▸ WHAT THIS TASK INVOLVES: Every line of the material is to be repeated exactly as it stands.

-- begin LISTING --

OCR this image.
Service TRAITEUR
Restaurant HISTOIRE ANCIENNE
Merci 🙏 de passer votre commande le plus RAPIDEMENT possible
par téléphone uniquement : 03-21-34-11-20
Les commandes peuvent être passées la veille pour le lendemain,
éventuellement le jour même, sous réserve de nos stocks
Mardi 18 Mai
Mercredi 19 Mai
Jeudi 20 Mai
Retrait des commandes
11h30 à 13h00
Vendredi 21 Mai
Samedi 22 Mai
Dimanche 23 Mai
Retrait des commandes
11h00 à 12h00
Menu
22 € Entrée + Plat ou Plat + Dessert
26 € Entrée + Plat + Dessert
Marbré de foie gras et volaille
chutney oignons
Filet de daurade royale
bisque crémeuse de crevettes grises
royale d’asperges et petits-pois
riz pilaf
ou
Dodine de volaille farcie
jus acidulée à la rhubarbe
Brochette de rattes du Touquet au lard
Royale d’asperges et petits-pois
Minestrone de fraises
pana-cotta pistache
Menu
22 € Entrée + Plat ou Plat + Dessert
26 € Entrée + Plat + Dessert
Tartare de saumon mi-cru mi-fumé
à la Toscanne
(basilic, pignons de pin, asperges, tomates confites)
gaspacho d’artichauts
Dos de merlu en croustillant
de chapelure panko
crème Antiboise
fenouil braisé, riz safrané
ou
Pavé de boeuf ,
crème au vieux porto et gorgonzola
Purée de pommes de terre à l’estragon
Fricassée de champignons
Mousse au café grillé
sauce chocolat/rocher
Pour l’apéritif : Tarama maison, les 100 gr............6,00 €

-- end LISTING --

▸ FINISHED EXERCISE:
OCR this image.
Service TRAITEUR
Restaurant HISTOIRE ANCIENNE
Merci 🙏 de passer votre commande le plus RAPIDEMENT possible
par téléphone uniquement : 03-21-34-11-20
Les commandes peuvent être passées la veille pour le lendemain,
éventuellement le jour même, sous réserve de nos stocks
Mardi 18 Mai
Mercredi 19 Mai
Jeudi 20 Mai
Retrait des commandes
11h30 à 13h00
Vendredi 21 Mai
Samedi 22 Mai
Dimanche 23 Mai
Retrait des commandes
11h00 à 12h00
Menu
22 € Entrée + Plat ou Plat + Dessert
26 € Entrée + Plat + Dessert
Marbré de foie gras et volaille
chutney oignons
Filet de daurade royale
bisque crémeuse de crevettes grises
royale d’asperges et petits-pois
riz pilaf
ou
Dodine de volaille farcie
jus acidulée à la rhubarbe
Brochette de rattes du Touquet au lard
Royale d’asperges et petits-pois
Minestrone de fraises
pana-cotta pistache
Menu
22 € Entrée + Plat ou Plat + Dessert
26 € Entrée + Plat + Dessert
Tartare de saumon mi-cru mi-fumé
à la Toscanne
(basilic, pignons de pin, asperges, tomates confites)
gaspacho d’artichauts
Dos de merlu en croustillant
de chapelure panko
crème Antiboise
fenouil braisé, riz safrané
ou
Pavé de boeuf ,
crème au vieux porto et gorgonzola
Purée de pommes de terre à l’estragon
Fricassée de champignons
Mousse au café grillé
sauce chocolat/rocher
Pour l’apéritif : Tarama maison, les 100 gr............6,00 €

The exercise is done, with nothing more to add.